*Description of the task:* Write out each line exactly as it stands, please.

*Dataset content:*
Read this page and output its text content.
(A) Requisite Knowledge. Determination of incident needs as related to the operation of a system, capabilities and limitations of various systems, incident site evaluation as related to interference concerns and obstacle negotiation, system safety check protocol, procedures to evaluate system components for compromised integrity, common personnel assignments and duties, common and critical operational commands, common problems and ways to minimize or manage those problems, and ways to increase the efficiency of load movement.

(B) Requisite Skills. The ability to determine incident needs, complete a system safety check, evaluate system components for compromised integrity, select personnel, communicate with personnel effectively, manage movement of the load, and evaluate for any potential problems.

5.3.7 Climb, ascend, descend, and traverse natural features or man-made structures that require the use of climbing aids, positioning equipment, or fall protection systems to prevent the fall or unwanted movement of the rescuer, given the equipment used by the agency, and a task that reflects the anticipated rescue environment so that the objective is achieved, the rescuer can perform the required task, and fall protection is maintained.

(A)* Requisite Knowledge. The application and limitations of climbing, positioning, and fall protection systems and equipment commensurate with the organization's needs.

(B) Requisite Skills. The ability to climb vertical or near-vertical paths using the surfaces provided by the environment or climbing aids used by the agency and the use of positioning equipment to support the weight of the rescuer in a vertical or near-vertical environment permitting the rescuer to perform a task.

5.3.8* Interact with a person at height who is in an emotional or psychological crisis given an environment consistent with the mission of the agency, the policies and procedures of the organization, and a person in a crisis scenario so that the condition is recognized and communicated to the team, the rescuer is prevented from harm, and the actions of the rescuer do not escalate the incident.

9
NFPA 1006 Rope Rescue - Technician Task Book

*Reply:*
Read this page and output its text content.
(A) Requisite Knowledge. Determination of incident needs as related to the operation of a system, capabilities and limitations of various systems, incident site evaluation as related to interference concerns and obstacle negotiation, system safety check protocol, procedures to evaluate system components for compromised integrity, common personnel assignments and duties, common and critical operational commands, common problems and ways to minimize or manage those problems, and ways to increase the efficiency of load movement.

(B) Requisite Skills. The ability to determine incident needs, complete a system safety check, evaluate system components for compromised integrity, select personnel, communicate with personnel effectively, manage movement of the load, and evaluate for any potential problems.

5.3.7 Climb, ascend, descend, and traverse natural features or man-made structures that require the use of climbing aids, positioning equipment, or fall protection systems to prevent the fall or unwanted movement of the rescuer, given the equipment used by the agency, and a task that reflects the anticipated rescue environment so that the objective is achieved, the rescuer can perform the required task, and fall protection is maintained.

(A)* Requisite Knowledge. The application and limitations of climbing, positioning, and fall protection systems and equipment commensurate with the organization's needs.

(B) Requisite Skills. The ability to climb vertical or near-vertical paths using the surfaces provided by the environment or climbing aids used by the agency and the use of positioning equipment to support the weight of the rescuer in a vertical or near-vertical environment permitting the rescuer to perform a task.

5.3.8* Interact with a person at height who is in an emotional or psychological crisis given an environment consistent with the mission of the agency, the policies and procedures of the organization, and a person in a crisis scenario so that the condition is recognized and communicated to the team, the rescuer is prevented from harm, and the actions of the rescuer do not escalate the incident.

9
NFPA 1006 Rope Rescue - Technician Task Book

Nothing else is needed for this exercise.